* start TASK INPUT *

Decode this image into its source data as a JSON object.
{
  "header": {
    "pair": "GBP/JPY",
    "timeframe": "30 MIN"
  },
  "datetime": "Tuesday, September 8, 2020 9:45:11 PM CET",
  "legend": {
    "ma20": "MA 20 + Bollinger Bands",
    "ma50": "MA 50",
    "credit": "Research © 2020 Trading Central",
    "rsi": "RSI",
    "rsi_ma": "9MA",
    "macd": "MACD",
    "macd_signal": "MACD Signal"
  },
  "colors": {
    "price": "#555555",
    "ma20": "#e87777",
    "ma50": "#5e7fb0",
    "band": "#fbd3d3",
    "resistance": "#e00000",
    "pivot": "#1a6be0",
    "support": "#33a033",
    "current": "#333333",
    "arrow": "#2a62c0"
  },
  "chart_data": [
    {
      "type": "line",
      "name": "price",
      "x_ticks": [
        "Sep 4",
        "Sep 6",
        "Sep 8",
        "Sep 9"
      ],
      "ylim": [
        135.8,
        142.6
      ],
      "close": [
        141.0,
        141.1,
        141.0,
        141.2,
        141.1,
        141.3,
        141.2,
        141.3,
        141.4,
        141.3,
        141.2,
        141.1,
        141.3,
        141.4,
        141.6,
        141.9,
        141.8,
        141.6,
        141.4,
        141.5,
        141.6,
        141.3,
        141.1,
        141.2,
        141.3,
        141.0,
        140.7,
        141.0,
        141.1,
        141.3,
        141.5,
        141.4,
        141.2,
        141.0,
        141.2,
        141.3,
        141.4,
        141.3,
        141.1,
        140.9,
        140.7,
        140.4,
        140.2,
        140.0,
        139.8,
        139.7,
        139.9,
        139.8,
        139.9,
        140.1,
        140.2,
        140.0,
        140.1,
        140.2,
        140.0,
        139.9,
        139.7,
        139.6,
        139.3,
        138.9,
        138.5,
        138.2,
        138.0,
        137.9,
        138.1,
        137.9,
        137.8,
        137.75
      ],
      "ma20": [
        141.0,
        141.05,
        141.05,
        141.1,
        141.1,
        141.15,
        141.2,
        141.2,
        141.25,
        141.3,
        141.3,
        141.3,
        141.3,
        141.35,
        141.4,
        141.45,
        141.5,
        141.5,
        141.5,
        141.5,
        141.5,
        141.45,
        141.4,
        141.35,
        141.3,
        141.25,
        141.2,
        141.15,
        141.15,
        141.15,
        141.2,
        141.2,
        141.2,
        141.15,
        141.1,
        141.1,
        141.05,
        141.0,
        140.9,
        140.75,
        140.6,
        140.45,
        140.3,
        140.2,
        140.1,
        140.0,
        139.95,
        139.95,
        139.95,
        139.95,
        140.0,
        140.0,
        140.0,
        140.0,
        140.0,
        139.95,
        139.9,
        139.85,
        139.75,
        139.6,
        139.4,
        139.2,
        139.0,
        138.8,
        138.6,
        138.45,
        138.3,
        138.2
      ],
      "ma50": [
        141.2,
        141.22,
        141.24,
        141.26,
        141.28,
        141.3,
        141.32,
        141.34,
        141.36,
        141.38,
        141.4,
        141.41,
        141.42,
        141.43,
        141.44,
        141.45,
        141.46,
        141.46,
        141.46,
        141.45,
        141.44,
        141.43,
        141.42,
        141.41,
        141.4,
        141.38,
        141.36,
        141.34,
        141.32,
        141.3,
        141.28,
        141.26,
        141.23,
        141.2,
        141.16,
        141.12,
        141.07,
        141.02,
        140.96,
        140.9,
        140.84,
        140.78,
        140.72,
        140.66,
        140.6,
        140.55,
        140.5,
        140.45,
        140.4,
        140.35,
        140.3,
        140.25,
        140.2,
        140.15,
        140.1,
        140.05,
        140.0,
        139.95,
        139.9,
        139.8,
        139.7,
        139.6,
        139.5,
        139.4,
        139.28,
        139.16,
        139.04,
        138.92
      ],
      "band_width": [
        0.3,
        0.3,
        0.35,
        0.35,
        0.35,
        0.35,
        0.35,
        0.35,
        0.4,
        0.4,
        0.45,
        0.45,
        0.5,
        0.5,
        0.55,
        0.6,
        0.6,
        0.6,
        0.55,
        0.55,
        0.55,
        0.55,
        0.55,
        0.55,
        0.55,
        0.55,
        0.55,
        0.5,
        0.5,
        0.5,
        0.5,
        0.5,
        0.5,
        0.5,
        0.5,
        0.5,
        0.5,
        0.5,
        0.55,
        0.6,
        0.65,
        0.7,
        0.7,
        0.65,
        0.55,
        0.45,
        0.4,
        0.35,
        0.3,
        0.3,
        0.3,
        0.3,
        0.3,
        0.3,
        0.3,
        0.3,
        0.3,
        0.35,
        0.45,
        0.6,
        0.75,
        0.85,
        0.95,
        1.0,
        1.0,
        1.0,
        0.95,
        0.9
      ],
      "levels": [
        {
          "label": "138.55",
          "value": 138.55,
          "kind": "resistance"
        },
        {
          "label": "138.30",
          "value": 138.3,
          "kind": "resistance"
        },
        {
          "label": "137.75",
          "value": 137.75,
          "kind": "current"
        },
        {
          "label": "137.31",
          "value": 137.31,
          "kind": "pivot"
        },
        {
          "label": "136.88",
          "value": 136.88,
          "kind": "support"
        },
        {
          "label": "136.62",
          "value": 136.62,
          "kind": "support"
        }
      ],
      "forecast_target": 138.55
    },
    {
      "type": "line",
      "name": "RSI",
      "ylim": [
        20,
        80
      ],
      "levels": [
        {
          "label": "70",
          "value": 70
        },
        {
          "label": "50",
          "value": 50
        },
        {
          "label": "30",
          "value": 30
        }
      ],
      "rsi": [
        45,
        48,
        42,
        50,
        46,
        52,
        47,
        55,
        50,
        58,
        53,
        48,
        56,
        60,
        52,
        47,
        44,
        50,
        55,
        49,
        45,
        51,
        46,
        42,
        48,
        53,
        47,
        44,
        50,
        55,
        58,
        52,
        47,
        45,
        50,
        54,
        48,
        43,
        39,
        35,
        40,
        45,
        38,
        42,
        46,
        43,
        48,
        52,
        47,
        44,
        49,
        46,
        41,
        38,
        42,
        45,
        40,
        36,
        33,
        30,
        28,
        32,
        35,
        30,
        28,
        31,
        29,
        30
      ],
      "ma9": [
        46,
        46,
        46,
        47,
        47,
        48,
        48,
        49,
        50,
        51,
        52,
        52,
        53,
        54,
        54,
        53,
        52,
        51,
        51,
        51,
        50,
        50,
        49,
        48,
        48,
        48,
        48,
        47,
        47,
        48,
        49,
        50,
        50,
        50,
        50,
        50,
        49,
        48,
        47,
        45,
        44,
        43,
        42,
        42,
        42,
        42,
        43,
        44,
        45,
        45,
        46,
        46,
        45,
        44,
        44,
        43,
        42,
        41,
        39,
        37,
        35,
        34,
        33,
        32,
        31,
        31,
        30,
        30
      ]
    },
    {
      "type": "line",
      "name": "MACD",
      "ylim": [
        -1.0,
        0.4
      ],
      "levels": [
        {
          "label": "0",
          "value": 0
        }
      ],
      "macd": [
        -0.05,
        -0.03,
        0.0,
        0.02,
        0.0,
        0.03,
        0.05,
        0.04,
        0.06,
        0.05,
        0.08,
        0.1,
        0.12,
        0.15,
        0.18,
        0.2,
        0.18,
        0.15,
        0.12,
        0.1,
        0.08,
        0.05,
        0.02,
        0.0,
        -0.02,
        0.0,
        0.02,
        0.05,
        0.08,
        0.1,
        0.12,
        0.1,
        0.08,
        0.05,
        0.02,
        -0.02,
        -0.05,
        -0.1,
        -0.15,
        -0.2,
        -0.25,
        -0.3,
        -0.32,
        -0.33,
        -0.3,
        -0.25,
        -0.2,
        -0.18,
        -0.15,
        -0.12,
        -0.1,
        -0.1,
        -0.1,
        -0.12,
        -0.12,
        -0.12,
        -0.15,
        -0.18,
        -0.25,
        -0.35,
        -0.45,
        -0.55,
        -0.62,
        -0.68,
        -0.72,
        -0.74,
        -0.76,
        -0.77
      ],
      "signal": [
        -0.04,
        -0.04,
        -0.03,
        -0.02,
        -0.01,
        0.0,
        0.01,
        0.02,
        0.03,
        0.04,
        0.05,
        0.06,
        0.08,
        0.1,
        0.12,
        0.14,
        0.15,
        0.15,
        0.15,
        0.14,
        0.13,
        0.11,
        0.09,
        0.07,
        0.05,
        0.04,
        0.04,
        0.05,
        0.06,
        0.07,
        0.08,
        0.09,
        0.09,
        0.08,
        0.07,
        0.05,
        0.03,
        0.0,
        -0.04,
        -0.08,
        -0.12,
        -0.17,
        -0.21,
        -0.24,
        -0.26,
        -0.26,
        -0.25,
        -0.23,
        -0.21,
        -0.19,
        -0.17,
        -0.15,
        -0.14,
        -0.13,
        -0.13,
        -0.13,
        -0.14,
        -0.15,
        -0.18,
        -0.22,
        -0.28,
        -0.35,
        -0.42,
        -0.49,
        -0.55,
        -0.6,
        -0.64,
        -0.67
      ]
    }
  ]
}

* end TASK INPUT *

WHAT YOU WILL DO:
Read through the entries and copy each line in which "label" appears.

TASK OUTPUT:
          "label": "138.55",
          "label": "138.30",
          "label": "137.75",
          "label": "137.31",
          "label": "136.88",
          "label": "136.62",
          "label": "70",
          "label": "50",
          "label": "30",
          "label": "0",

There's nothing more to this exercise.